Some records
──────────────────────────────

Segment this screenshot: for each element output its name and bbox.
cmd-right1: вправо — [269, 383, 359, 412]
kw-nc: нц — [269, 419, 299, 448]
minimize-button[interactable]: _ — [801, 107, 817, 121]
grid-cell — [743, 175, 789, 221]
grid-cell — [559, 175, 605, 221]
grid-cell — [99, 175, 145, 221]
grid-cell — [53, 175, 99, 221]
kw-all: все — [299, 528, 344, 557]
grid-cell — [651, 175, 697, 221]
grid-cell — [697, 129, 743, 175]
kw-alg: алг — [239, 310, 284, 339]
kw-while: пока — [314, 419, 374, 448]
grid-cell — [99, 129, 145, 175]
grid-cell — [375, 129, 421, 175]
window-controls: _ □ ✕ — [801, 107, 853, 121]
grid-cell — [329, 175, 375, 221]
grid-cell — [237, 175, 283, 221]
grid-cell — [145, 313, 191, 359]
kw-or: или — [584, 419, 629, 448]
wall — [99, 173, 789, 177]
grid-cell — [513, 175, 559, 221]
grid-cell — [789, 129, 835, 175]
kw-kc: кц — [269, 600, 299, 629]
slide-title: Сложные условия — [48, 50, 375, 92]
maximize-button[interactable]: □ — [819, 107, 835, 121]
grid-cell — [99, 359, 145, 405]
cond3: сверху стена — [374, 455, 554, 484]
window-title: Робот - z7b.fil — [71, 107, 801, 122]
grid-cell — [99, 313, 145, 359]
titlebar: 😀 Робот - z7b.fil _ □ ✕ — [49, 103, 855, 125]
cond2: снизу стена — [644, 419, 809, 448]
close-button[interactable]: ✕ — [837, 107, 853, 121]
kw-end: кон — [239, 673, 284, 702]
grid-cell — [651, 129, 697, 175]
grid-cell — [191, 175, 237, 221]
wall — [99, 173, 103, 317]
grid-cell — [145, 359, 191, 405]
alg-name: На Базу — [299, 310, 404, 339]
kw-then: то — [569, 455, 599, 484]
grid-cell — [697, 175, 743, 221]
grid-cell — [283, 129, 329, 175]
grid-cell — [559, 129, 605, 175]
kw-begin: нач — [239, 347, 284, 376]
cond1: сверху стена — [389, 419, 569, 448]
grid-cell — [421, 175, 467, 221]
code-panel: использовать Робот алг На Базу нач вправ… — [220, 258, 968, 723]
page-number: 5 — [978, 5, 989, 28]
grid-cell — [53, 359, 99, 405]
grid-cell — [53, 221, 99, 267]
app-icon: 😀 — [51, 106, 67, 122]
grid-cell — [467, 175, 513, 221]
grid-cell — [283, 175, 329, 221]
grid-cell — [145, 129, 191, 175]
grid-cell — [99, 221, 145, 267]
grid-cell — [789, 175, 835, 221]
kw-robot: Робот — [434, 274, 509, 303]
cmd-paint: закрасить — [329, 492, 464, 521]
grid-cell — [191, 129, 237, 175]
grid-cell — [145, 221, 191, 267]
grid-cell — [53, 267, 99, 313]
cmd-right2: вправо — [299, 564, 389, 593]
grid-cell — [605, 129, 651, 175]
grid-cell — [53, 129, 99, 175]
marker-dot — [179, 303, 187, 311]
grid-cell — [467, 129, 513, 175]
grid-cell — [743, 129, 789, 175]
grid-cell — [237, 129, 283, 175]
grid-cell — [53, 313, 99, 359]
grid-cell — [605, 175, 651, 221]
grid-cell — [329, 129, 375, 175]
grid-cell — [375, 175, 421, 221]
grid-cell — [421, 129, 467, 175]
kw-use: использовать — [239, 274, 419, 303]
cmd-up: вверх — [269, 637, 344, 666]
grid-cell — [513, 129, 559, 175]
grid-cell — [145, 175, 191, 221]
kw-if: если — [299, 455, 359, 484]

──────────────────────────────

### EXERCISE GOAL
Quote the lines from the first one through the line containing "kw-then: то — [569, 455, 599, 484]", including both ends.

### ANSWER TO THE EXERCISE
Segment this screenshot: for each element output its name and bbox.
cmd-right1: вправо — [269, 383, 359, 412]
kw-nc: нц — [269, 419, 299, 448]
minimize-button[interactable]: _ — [801, 107, 817, 121]
grid-cell — [743, 175, 789, 221]
grid-cell — [559, 175, 605, 221]
grid-cell — [99, 175, 145, 221]
grid-cell — [53, 175, 99, 221]
kw-all: все — [299, 528, 344, 557]
grid-cell — [651, 175, 697, 221]
grid-cell — [697, 129, 743, 175]
kw-alg: алг — [239, 310, 284, 339]
kw-while: пока — [314, 419, 374, 448]
grid-cell — [99, 129, 145, 175]
grid-cell — [375, 129, 421, 175]
window-controls: _ □ ✕ — [801, 107, 853, 121]
grid-cell — [329, 175, 375, 221]
grid-cell — [237, 175, 283, 221]
grid-cell — [145, 313, 191, 359]
kw-or: или — [584, 419, 629, 448]
wall — [99, 173, 789, 177]
grid-cell — [513, 175, 559, 221]
grid-cell — [789, 129, 835, 175]
kw-kc: кц — [269, 600, 299, 629]
slide-title: Сложные условия — [48, 50, 375, 92]
maximize-button[interactable]: □ — [819, 107, 835, 121]
grid-cell — [99, 359, 145, 405]
cond3: сверху стена — [374, 455, 554, 484]
window-title: Робот - z7b.fil — [71, 107, 801, 122]
grid-cell — [99, 313, 145, 359]
titlebar: 😀 Робот - z7b.fil _ □ ✕ — [49, 103, 855, 125]
cond2: снизу стена — [644, 419, 809, 448]
close-button[interactable]: ✕ — [837, 107, 853, 121]
kw-end: кон — [239, 673, 284, 702]
grid-cell — [651, 129, 697, 175]
grid-cell — [191, 175, 237, 221]
wall — [99, 173, 103, 317]
grid-cell — [145, 359, 191, 405]
alg-name: На Базу — [299, 310, 404, 339]
kw-then: то — [569, 455, 599, 484]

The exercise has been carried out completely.